__EXERCISE AIM__:
Without omitting anything, return the records precisely as given.

### DATASET RECORDS

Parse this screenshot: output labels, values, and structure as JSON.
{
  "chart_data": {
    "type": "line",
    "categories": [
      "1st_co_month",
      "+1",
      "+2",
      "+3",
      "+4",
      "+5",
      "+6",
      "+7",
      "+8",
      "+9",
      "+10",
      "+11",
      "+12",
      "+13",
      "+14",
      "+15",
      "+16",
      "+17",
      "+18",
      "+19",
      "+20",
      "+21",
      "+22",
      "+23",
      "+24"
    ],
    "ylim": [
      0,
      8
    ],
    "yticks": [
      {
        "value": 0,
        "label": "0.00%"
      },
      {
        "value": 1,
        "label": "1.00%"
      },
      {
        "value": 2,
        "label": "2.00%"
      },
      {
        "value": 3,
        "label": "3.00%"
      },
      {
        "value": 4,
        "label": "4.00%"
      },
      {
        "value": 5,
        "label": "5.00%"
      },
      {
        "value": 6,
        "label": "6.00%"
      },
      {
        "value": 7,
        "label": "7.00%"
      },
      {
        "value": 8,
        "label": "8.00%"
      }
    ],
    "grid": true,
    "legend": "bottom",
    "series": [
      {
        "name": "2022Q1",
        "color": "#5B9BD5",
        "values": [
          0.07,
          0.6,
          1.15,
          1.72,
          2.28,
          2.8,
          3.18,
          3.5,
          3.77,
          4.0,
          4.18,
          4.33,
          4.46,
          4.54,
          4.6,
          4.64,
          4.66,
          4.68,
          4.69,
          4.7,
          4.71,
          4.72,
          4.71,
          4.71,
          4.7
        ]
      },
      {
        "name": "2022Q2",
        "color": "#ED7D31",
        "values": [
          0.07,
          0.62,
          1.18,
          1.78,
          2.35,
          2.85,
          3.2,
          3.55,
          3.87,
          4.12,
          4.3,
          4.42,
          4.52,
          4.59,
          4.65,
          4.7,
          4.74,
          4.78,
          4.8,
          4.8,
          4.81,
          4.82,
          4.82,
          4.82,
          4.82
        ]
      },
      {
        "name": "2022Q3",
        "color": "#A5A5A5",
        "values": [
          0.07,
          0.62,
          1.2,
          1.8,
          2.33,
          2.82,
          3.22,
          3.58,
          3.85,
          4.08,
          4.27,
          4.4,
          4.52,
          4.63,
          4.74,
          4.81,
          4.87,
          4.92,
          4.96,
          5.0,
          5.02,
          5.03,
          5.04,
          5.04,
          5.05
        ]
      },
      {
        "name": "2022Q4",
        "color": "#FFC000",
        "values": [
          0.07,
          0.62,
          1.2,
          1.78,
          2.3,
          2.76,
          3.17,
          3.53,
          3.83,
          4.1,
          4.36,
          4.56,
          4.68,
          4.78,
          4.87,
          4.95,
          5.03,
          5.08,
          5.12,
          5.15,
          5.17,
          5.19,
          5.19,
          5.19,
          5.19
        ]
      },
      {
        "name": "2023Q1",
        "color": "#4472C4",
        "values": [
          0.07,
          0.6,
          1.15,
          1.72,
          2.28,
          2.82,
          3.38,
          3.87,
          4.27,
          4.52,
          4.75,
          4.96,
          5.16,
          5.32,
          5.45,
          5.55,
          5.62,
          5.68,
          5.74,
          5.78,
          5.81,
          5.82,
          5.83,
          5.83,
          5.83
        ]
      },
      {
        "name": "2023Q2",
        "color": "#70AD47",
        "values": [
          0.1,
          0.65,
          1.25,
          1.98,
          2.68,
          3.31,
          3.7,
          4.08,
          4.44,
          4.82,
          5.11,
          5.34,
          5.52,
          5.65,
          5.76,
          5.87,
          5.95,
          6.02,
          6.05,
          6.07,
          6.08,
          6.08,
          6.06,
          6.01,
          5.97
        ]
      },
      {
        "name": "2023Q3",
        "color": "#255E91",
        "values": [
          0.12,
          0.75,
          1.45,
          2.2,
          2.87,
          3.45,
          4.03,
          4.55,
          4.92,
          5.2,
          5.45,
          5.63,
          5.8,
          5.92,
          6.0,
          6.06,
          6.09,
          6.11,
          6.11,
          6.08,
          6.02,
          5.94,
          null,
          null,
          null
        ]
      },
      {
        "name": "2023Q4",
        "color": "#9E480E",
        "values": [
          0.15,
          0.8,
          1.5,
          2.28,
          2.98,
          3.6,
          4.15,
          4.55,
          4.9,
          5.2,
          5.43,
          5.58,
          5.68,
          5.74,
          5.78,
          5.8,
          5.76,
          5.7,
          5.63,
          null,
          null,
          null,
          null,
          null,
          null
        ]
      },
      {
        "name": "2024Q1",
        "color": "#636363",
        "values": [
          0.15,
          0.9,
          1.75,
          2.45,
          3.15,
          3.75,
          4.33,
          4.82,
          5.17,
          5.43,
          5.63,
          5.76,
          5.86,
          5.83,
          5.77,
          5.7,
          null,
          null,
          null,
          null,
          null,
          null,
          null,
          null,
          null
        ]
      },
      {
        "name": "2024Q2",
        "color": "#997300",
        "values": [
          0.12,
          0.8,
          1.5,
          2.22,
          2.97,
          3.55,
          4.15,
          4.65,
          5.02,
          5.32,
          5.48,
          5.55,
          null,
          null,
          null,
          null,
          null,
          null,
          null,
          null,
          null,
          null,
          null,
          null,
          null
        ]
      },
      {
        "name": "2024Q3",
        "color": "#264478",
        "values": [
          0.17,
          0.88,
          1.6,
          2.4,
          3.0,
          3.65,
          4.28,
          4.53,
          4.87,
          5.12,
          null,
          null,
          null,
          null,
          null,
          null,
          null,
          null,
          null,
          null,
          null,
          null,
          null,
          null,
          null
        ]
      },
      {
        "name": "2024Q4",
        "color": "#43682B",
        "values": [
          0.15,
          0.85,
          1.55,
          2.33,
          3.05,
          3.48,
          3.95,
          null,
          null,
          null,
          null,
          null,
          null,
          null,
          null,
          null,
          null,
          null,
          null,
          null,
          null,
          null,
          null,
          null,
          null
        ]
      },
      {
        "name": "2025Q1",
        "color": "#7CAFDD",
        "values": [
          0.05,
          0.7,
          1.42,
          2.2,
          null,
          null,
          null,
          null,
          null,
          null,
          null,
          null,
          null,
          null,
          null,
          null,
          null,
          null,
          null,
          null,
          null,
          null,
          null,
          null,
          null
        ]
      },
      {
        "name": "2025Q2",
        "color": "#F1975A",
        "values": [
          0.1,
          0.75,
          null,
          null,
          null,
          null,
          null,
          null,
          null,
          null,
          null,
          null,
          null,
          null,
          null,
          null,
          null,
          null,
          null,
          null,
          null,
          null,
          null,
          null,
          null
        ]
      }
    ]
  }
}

######

__PROBLEM SOLUTION__:
Parse this screenshot: output labels, values, and structure as JSON.
{
  "chart_data": {
    "type": "line",
    "categories": [
      "1st_co_month",
      "+1",
      "+2",
      "+3",
      "+4",
      "+5",
      "+6",
      "+7",
      "+8",
      "+9",
      "+10",
      "+11",
      "+12",
      "+13",
      "+14",
      "+15",
      "+16",
      "+17",
      "+18",
      "+19",
      "+20",
      "+21",
      "+22",
      "+23",
      "+24"
    ],
    "ylim": [
      0,
      8
    ],
    "yticks": [
      {
        "value": 0,
        "label": "0.00%"
      },
      {
        "value": 1,
        "label": "1.00%"
      },
      {
        "value": 2,
        "label": "2.00%"
      },
      {
        "value": 3,
        "label": "3.00%"
      },
      {
        "value": 4,
        "label": "4.00%"
      },
      {
        "value": 5,
        "label": "5.00%"
      },
      {
        "value": 6,
        "label": "6.00%"
      },
      {
        "value": 7,
        "label": "7.00%"
      },
      {
        "value": 8,
        "label": "8.00%"
      }
    ],
    "grid": true,
    "legend": "bottom",
    "series": [
      {
        "name": "2022Q1",
        "color": "#5B9BD5",
        "values": [
          0.07,
          0.6,
          1.15,
          1.72,
          2.28,
          2.8,
          3.18,
          3.5,
          3.77,
          4.0,
          4.18,
          4.33,
          4.46,
          4.54,
          4.6,
          4.64,
          4.66,
          4.68,
          4.69,
          4.7,
          4.71,
          4.72,
          4.71,
          4.71,
          4.7
        ]
      },
      {
        "name": "2022Q2",
        "color": "#ED7D31",
        "values": [
          0.07,
          0.62,
          1.18,
          1.78,
          2.35,
          2.85,
          3.2,
          3.55,
          3.87,
          4.12,
          4.3,
          4.42,
          4.52,
          4.59,
          4.65,
          4.7,
          4.74,
          4.78,
          4.8,
          4.8,
          4.81,
          4.82,
          4.82,
          4.82,
          4.82
        ]
      },
      {
        "name": "2022Q3",
        "color": "#A5A5A5",
        "values": [
          0.07,
          0.62,
          1.2,
          1.8,
          2.33,
          2.82,
          3.22,
          3.58,
          3.85,
          4.08,
          4.27,
          4.4,
          4.52,
          4.63,
          4.74,
          4.81,
          4.87,
          4.92,
          4.96,
          5.0,
          5.02,
          5.03,
          5.04,
          5.04,
          5.05
        ]
      },
      {
        "name": "2022Q4",
        "color": "#FFC000",
        "values": [
          0.07,
          0.62,
          1.2,
          1.78,
          2.3,
          2.76,
          3.17,
          3.53,
          3.83,
          4.1,
          4.36,
          4.56,
          4.68,
          4.78,
          4.87,
          4.95,
          5.03,
          5.08,
          5.12,
          5.15,
          5.17,
          5.19,
          5.19,
          5.19,
          5.19
        ]
      },
      {
        "name": "2023Q1",
        "color": "#4472C4",
        "values": [
          0.07,
          0.6,
          1.15,
          1.72,
          2.28,
          2.82,
          3.38,
          3.87,
          4.27,
          4.52,
          4.75,
          4.96,
          5.16,
          5.32,
          5.45,
          5.55,
          5.62,
          5.68,
          5.74,
          5.78,
          5.81,
          5.82,
          5.83,
          5.83,
          5.83
        ]
      },
      {
        "name": "2023Q2",
        "color": "#70AD47",
        "values": [
          0.1,
          0.65,
          1.25,
          1.98,
          2.68,
          3.31,
          3.7,
          4.08,
          4.44,
          4.82,
          5.11,
          5.34,
          5.52,
          5.65,
          5.76,
          5.87,
          5.95,
          6.02,
          6.05,
          6.07,
          6.08,
          6.08,
          6.06,
          6.01,
          5.97
        ]
      },
      {
        "name": "2023Q3",
        "color": "#255E91",
        "values": [
          0.12,
          0.75,
          1.45,
          2.2,
          2.87,
          3.45,
          4.03,
          4.55,
          4.92,
          5.2,
          5.45,
          5.63,
          5.8,
          5.92,
          6.0,
          6.06,
          6.09,
          6.11,
          6.11,
          6.08,
          6.02,
          5.94,
          null,
          null,
          null
        ]
      },
      {
        "name": "2023Q4",
        "color": "#9E480E",
        "values": [
          0.15,
          0.8,
          1.5,
          2.28,
          2.98,
          3.6,
          4.15,
          4.55,
          4.9,
          5.2,
          5.43,
          5.58,
          5.68,
          5.74,
          5.78,
          5.8,
          5.76,
          5.7,
          5.63,
          null,
          null,
          null,
          null,
          null,
          null
        ]
      },
      {
        "name": "2024Q1",
        "color": "#636363",
        "values": [
          0.15,
          0.9,
          1.75,
          2.45,
          3.15,
          3.75,
          4.33,
          4.82,
          5.17,
          5.43,
          5.63,
          5.76,
          5.86,
          5.83,
          5.77,
          5.7,
          null,
          null,
          null,
          null,
          null,
          null,
          null,
          null,
          null
        ]
      },
      {
        "name": "2024Q2",
        "color": "#997300",
        "values": [
          0.12,
          0.8,
          1.5,
          2.22,
          2.97,
          3.55,
          4.15,
          4.65,
          5.02,
          5.32,
          5.48,
          5.55,
          null,
          null,
          null,
          null,
          null,
          null,
          null,
          null,
          null,
          null,
          null,
          null,
          null
        ]
      },
      {
        "name": "2024Q3",
        "color": "#264478",
        "values": [
          0.17,
          0.88,
          1.6,
          2.4,
          3.0,
          3.65,
          4.28,
          4.53,
          4.87,
          5.12,
          null,
          null,
          null,
          null,
          null,
          null,
          null,
          null,
          null,
          null,
          null,
          null,
          null,
          null,
          null
        ]
      },
      {
        "name": "2024Q4",
        "color": "#43682B",
        "values": [
          0.15,
          0.85,
          1.55,
          2.33,
          3.05,
          3.48,
          3.95,
          null,
          null,
          null,
          null,
          null,
          null,
          null,
          null,
          null,
          null,
          null,
          null,
          null,
          null,
          null,
          null,
          null,
          null
        ]
      },
      {
        "name": "2025Q1",
        "color": "#7CAFDD",
        "values": [
          0.05,
          0.7,
          1.42,
          2.2,
          null,
          null,
          null,
          null,
          null,
          null,
          null,
          null,
          null,
          null,
          null,
          null,
          null,
          null,
          null,
          null,
          null,
          null,
          null,
          null,
          null
        ]
      },
      {
        "name": "2025Q2",
        "color": "#F1975A",
        "values": [
          0.1,
          0.75,
          null,
          null,
          null,
          null,
          null,
          null,
          null,
          null,
          null,
          null,
          null,
          null,
          null,
          null,
          null,
          null,
          null,
          null,
          null,
          null,
          null,
          null,
          null
        ]
      }
    ]
  }
}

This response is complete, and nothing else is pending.